# GIVEN TASK
Write out the records again with every "more-dropdown" switched to "overflow-menu", keeping everything else the same, and leave the pictures out of your answer.

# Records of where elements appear
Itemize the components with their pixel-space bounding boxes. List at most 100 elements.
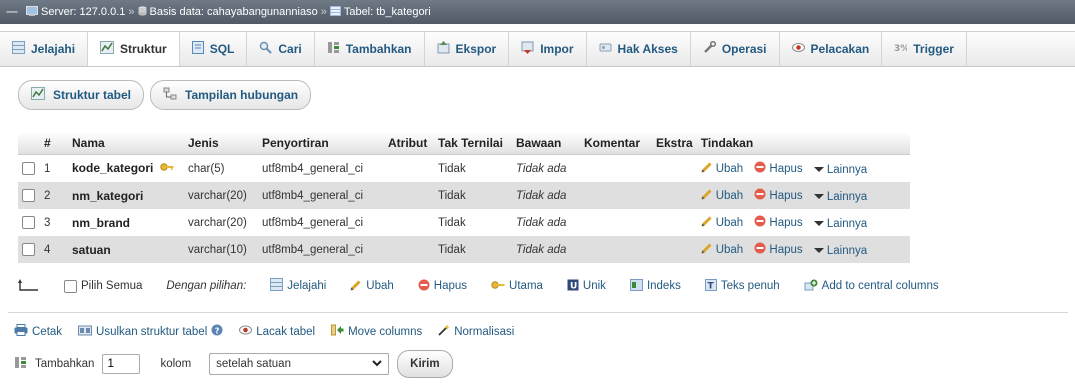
normalize-link[interactable]: Normalisasi xyxy=(438,324,514,339)
table-row: 3 nm_brand varchar(20) utf8mb4_general_c… xyxy=(18,209,910,236)
wrench-icon xyxy=(703,40,716,57)
column-type: varchar(20) xyxy=(184,209,258,236)
primary-key-icon xyxy=(159,161,174,176)
delete-icon xyxy=(754,215,766,230)
header-number: # xyxy=(40,132,68,155)
breadcrumb-table[interactable]: Tabel: tb_kategori xyxy=(329,5,431,19)
row-checkbox[interactable] xyxy=(22,189,35,202)
header-attributes[interactable]: Atribut xyxy=(384,132,434,155)
more-dropdown[interactable]: Lainnya xyxy=(813,245,867,257)
submit-button[interactable]: Kirim xyxy=(397,350,453,378)
caret-down-icon xyxy=(813,245,824,257)
more-dropdown[interactable]: Lainnya xyxy=(813,164,867,176)
more-dropdown[interactable]: Lainnya xyxy=(813,218,867,230)
bulk-drop-button[interactable]: Hapus xyxy=(418,279,467,294)
help-icon[interactable]: ? xyxy=(211,324,223,339)
bulk-central-columns-button[interactable]: Add to central columns xyxy=(804,279,939,294)
tab-search[interactable]: Cari xyxy=(247,32,315,66)
column-comment xyxy=(580,154,652,182)
subtab-table-structure[interactable]: Struktur tabel xyxy=(18,80,145,110)
tab-sql[interactable]: SQL xyxy=(180,32,248,66)
drop-button[interactable]: Hapus xyxy=(754,188,803,203)
table-tools: Cetak Usulkan struktur tabel ? Lacak tab… xyxy=(14,324,530,339)
column-type: char(5) xyxy=(184,154,258,182)
header-default[interactable]: Bawaan xyxy=(512,132,580,155)
column-type: varchar(20) xyxy=(184,182,258,209)
propose-structure-link[interactable]: Usulkan struktur tabel ? xyxy=(78,324,223,339)
header-comment[interactable]: Komentar xyxy=(580,132,652,155)
header-extra[interactable]: Ekstra xyxy=(652,132,697,155)
tab-export[interactable]: Ekspor xyxy=(425,32,510,66)
breadcrumb-server[interactable]: Server: 127.0.0.1 xyxy=(26,5,125,19)
column-attributes xyxy=(384,182,434,209)
breadcrumb-database[interactable]: Basis data: cahayabangunanniaso xyxy=(138,5,318,19)
position-select[interactable]: setelah satuan xyxy=(209,353,390,375)
tab-triggers[interactable]: 3% Trigger xyxy=(882,32,967,66)
row-checkbox[interactable] xyxy=(22,243,35,256)
bulk-fulltext-button[interactable]: T Teks penuh xyxy=(704,278,780,294)
change-button[interactable]: Ubah xyxy=(701,242,743,257)
column-unit-label: kolom xyxy=(160,358,192,370)
more-dropdown[interactable]: Lainnya xyxy=(813,191,867,203)
bulk-unique-button[interactable]: U Unik xyxy=(567,279,606,294)
tab-browse[interactable]: Jelajahi xyxy=(0,32,89,66)
collapse-navigation-icon[interactable]: — xyxy=(4,4,20,20)
delete-icon xyxy=(754,161,766,176)
tab-tracking[interactable]: Pelacakan xyxy=(780,32,883,66)
subtab-relation-view[interactable]: Tampilan hubungan xyxy=(150,80,312,110)
column-name: nm_kategori xyxy=(72,188,144,203)
column-name: satuan xyxy=(72,242,111,257)
track-table-link[interactable]: Lacak tabel xyxy=(239,324,315,339)
change-button[interactable]: Ubah xyxy=(701,215,743,230)
column-null: Tidak xyxy=(434,209,512,236)
tab-insert[interactable]: Tambahkan xyxy=(315,32,425,66)
header-actions: Tindakan xyxy=(696,132,910,155)
drop-button[interactable]: Hapus xyxy=(754,161,803,176)
server-icon xyxy=(26,5,38,19)
column-comment xyxy=(580,209,652,236)
row-checkbox[interactable] xyxy=(22,216,35,229)
caret-down-icon xyxy=(813,191,824,203)
column-extra xyxy=(652,209,697,236)
bulk-primary-button[interactable]: Utama xyxy=(491,279,543,294)
column-name: nm_brand xyxy=(72,215,131,230)
pencil-icon xyxy=(701,242,713,257)
move-columns-link[interactable]: Move columns xyxy=(331,324,422,339)
select-all-box[interactable] xyxy=(64,279,77,293)
svg-text:?: ? xyxy=(215,327,220,336)
column-attributes xyxy=(384,209,434,236)
header-name[interactable]: Nama xyxy=(68,132,184,155)
svg-text:U: U xyxy=(570,281,577,291)
select-all-checkbox[interactable]: Pilih Semua xyxy=(64,279,142,293)
column-extra xyxy=(652,182,697,209)
print-link[interactable]: Cetak xyxy=(14,324,62,339)
column-comment xyxy=(580,236,652,263)
header-type[interactable]: Jenis xyxy=(184,132,258,155)
drop-button[interactable]: Hapus xyxy=(754,242,803,257)
column-collation: utf8mb4_general_ci xyxy=(258,182,384,209)
header-null[interactable]: Tak Ternilai xyxy=(434,132,512,155)
change-button[interactable]: Ubah xyxy=(701,188,743,203)
tab-privileges[interactable]: Hak Akses xyxy=(587,32,691,66)
column-count-input[interactable] xyxy=(102,354,141,374)
sql-icon xyxy=(191,41,204,57)
column-extra xyxy=(652,236,697,263)
bulk-browse-button[interactable]: Jelajahi xyxy=(270,278,326,294)
tab-operations[interactable]: Operasi xyxy=(691,32,780,66)
column-collation: utf8mb4_general_ci xyxy=(258,236,384,263)
column-collation: utf8mb4_general_ci xyxy=(258,209,384,236)
row-number: 4 xyxy=(40,236,68,263)
pencil-icon xyxy=(701,161,713,176)
tab-import[interactable]: Impor xyxy=(509,32,587,66)
drop-button[interactable]: Hapus xyxy=(754,215,803,230)
pencil-icon xyxy=(350,279,362,294)
row-checkbox[interactable] xyxy=(22,162,35,175)
browse-icon xyxy=(12,41,25,57)
tab-structure[interactable]: Struktur xyxy=(88,32,180,66)
column-type: varchar(10) xyxy=(184,236,258,263)
change-button[interactable]: Ubah xyxy=(701,161,743,176)
column-default: Tidak ada xyxy=(512,154,580,182)
bulk-index-button[interactable]: Indeks xyxy=(629,278,681,294)
bulk-change-button[interactable]: Ubah xyxy=(350,279,394,294)
header-collation[interactable]: Penyortiran xyxy=(258,132,384,155)
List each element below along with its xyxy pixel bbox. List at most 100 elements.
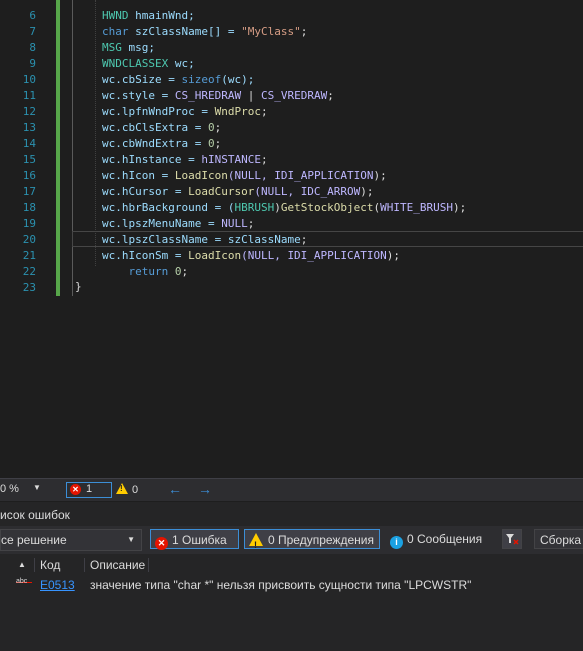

# RESULT BELOW
Itemize the components with their pixel-space bounding boxes. List at most 100 elements.
normalize-link[interactable]: Normalisasi xyxy=(438,324,514,339)
table-row: 3 nm_brand varchar(20) utf8mb4_general_c… xyxy=(18,209,910,236)
wrench-icon xyxy=(703,40,716,57)
column-type: varchar(20) xyxy=(184,209,258,236)
primary-key-icon xyxy=(159,161,174,176)
delete-icon xyxy=(754,215,766,230)
header-number: # xyxy=(40,132,68,155)
breadcrumb-table[interactable]: Tabel: tb_kategori xyxy=(329,5,431,19)
row-checkbox[interactable] xyxy=(22,189,35,202)
header-attributes[interactable]: Atribut xyxy=(384,132,434,155)
overflow-menu[interactable]: Lainnya xyxy=(813,245,867,257)
submit-button[interactable]: Kirim xyxy=(397,350,453,378)
caret-down-icon xyxy=(813,245,824,257)
overflow-menu[interactable]: Lainnya xyxy=(813,164,867,176)
overflow-menu[interactable]: Lainnya xyxy=(813,218,867,230)
bulk-drop-button[interactable]: Hapus xyxy=(418,279,467,294)
help-icon[interactable]: ? xyxy=(211,324,223,339)
bulk-central-columns-button[interactable]: Add to central columns xyxy=(804,279,939,294)
tab-search[interactable]: Cari xyxy=(247,32,315,66)
column-comment xyxy=(580,154,652,182)
subtab-table-structure[interactable]: Struktur tabel xyxy=(18,80,145,110)
tab-sql[interactable]: SQL xyxy=(180,32,248,66)
drop-button[interactable]: Hapus xyxy=(754,188,803,203)
table-tools: Cetak Usulkan struktur tabel ? Lacak tab… xyxy=(14,324,530,339)
column-type: char(5) xyxy=(184,154,258,182)
header-default[interactable]: Bawaan xyxy=(512,132,580,155)
column-type: varchar(20) xyxy=(184,182,258,209)
propose-structure-link[interactable]: Usulkan struktur tabel ? xyxy=(78,324,223,339)
header-comment[interactable]: Komentar xyxy=(580,132,652,155)
header-extra[interactable]: Ekstra xyxy=(652,132,697,155)
tab-export[interactable]: Ekspor xyxy=(425,32,510,66)
breadcrumb-server[interactable]: Server: 127.0.0.1 xyxy=(26,5,125,19)
column-attributes xyxy=(384,182,434,209)
breadcrumb-database[interactable]: Basis data: cahayabangunanniaso xyxy=(138,5,318,19)
position-select[interactable]: setelah satuan xyxy=(209,353,390,375)
tab-triggers[interactable]: 3% Trigger xyxy=(882,32,967,66)
row-checkbox[interactable] xyxy=(22,243,35,256)
bulk-fulltext-button[interactable]: T Teks penuh xyxy=(704,278,780,294)
change-button[interactable]: Ubah xyxy=(701,242,743,257)
column-unit-label: kolom xyxy=(160,358,192,370)
overflow-menu[interactable]: Lainnya xyxy=(813,191,867,203)
bulk-unique-button[interactable]: U Unik xyxy=(567,279,606,294)
tab-browse[interactable]: Jelajahi xyxy=(0,32,89,66)
collapse-navigation-icon[interactable]: — xyxy=(4,4,20,20)
delete-icon xyxy=(754,161,766,176)
tab-tracking[interactable]: Pelacakan xyxy=(780,32,883,66)
subtab-relation-view[interactable]: Tampilan hubungan xyxy=(150,80,312,110)
column-name: nm_kategori xyxy=(72,188,144,203)
column-name: satuan xyxy=(72,242,111,257)
track-table-link[interactable]: Lacak tabel xyxy=(239,324,315,339)
change-button[interactable]: Ubah xyxy=(701,215,743,230)
column-null: Tidak xyxy=(434,209,512,236)
tab-insert[interactable]: Tambahkan xyxy=(315,32,425,66)
header-actions: Tindakan xyxy=(696,132,910,155)
drop-button[interactable]: Hapus xyxy=(754,161,803,176)
server-icon xyxy=(26,5,38,19)
column-comment xyxy=(580,209,652,236)
row-checkbox[interactable] xyxy=(22,216,35,229)
caret-down-icon xyxy=(813,191,824,203)
column-extra xyxy=(652,209,697,236)
bulk-primary-button[interactable]: Utama xyxy=(491,279,543,294)
column-name: nm_brand xyxy=(72,215,131,230)
pencil-icon xyxy=(701,242,713,257)
move-columns-link[interactable]: Move columns xyxy=(331,324,422,339)
select-all-box[interactable] xyxy=(64,279,77,293)
svg-text:?: ? xyxy=(215,327,220,336)
column-attributes xyxy=(384,209,434,236)
header-name[interactable]: Nama xyxy=(68,132,184,155)
svg-text:U: U xyxy=(570,281,577,291)
select-all-checkbox[interactable]: Pilih Semua xyxy=(64,279,142,293)
column-extra xyxy=(652,182,697,209)
print-link[interactable]: Cetak xyxy=(14,324,62,339)
column-comment xyxy=(580,236,652,263)
header-type[interactable]: Jenis xyxy=(184,132,258,155)
drop-button[interactable]: Hapus xyxy=(754,242,803,257)
column-collation: utf8mb4_general_ci xyxy=(258,182,384,209)
header-null[interactable]: Tak Ternilai xyxy=(434,132,512,155)
change-button[interactable]: Ubah xyxy=(701,188,743,203)
tab-privileges[interactable]: Hak Akses xyxy=(587,32,691,66)
column-count-input[interactable] xyxy=(102,354,141,374)
sql-icon xyxy=(191,41,204,57)
column-extra xyxy=(652,236,697,263)
bulk-browse-button[interactable]: Jelajahi xyxy=(270,278,326,294)
tab-operations[interactable]: Operasi xyxy=(691,32,780,66)
column-collation: utf8mb4_general_ci xyxy=(258,236,384,263)
column-collation: utf8mb4_general_ci xyxy=(258,209,384,236)
row-number: 4 xyxy=(40,236,68,263)
pencil-icon xyxy=(701,161,713,176)
tab-import[interactable]: Impor xyxy=(509,32,587,66)
drop-button[interactable]: Hapus xyxy=(754,215,803,230)
pencil-icon xyxy=(350,279,362,294)
row-checkbox[interactable] xyxy=(22,162,35,175)
browse-icon xyxy=(12,41,25,57)
tab-structure[interactable]: Struktur xyxy=(88,32,180,66)
column-type: varchar(10) xyxy=(184,236,258,263)
change-button[interactable]: Ubah xyxy=(701,161,743,176)
column-default: Tidak ada xyxy=(512,154,580,182)
bulk-index-button[interactable]: Indeks xyxy=(629,278,681,294)
bulk-change-button[interactable]: Ubah xyxy=(350,279,394,294)
header-collation[interactable]: Penyortiran xyxy=(258,132,384,155)
List each element below along with its xyxy pixel bbox. List at most 100 elements.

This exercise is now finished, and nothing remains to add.